Rows from a dataset
-*-

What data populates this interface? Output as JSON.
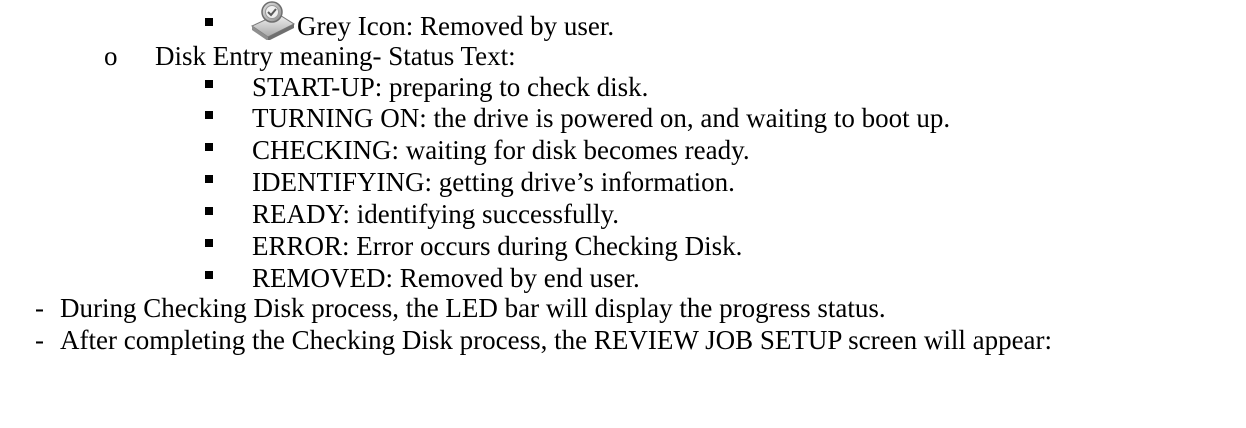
{
  "grey_icon_item": {
    "icon": "grey-disk-icon",
    "text": "Grey Icon: Removed by user."
  },
  "status_section": {
    "heading": "Disk Entry meaning- Status Text:",
    "items": [
      "START-UP:  preparing to check disk.",
      "TURNING ON: the drive is powered on, and waiting to boot up.",
      "CHECKING: waiting for disk becomes ready.",
      "IDENTIFYING: getting drive’s information.",
      "READY: identifying successfully.",
      "ERROR: Error occurs during Checking Disk.",
      "REMOVED: Removed by end user."
    ]
  },
  "dash_items": [
    "During Checking Disk process, the LED bar will display the progress status.",
    "After completing the Checking Disk process, the REVIEW JOB SETUP screen will appear:"
  ],
  "markers": {
    "circle": "o",
    "dash": "-"
  }
}
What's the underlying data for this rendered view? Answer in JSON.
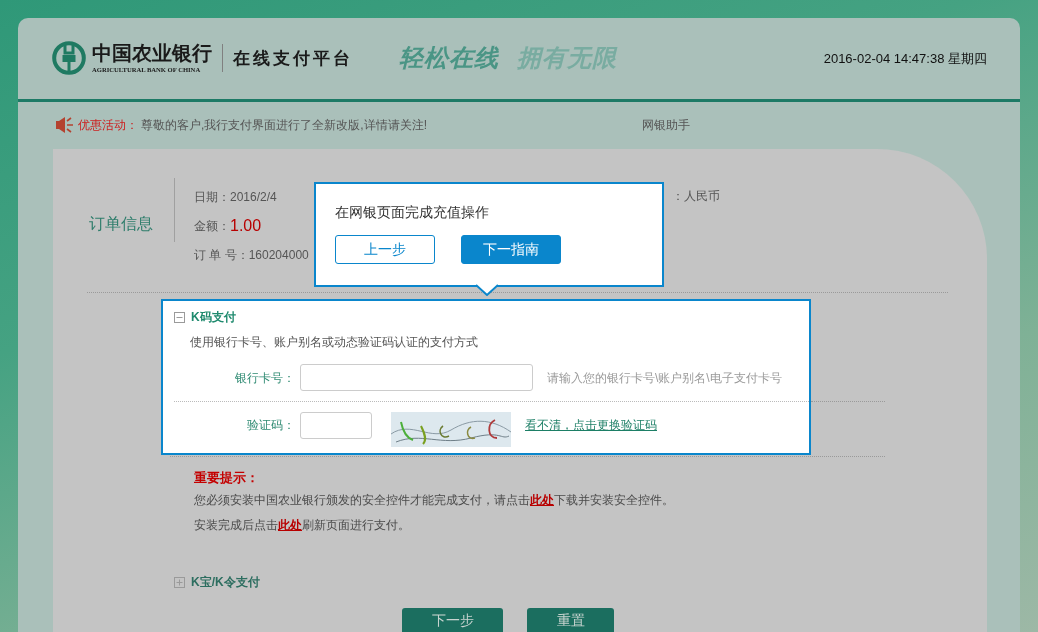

-*-

Exercise prompt » Extract the entries in full, exactly as they are, minus the pictures.

Final result »
What data populates this interface? Output as JSON.
{
  "grey_icon_item": {
    "icon": "grey-disk-icon",
    "text": "Grey Icon: Removed by user."
  },
  "status_section": {
    "heading": "Disk Entry meaning- Status Text:",
    "items": [
      "START-UP:  preparing to check disk.",
      "TURNING ON: the drive is powered on, and waiting to boot up.",
      "CHECKING: waiting for disk becomes ready.",
      "IDENTIFYING: getting drive’s information.",
      "READY: identifying successfully.",
      "ERROR: Error occurs during Checking Disk.",
      "REMOVED: Removed by end user."
    ]
  },
  "dash_items": [
    "During Checking Disk process, the LED bar will display the progress status.",
    "After completing the Checking Disk process, the REVIEW JOB SETUP screen will appear:"
  ],
  "markers": {
    "circle": "o",
    "dash": "-"
  }
}
What's the underlying data for this rendered view? Answer in JSON.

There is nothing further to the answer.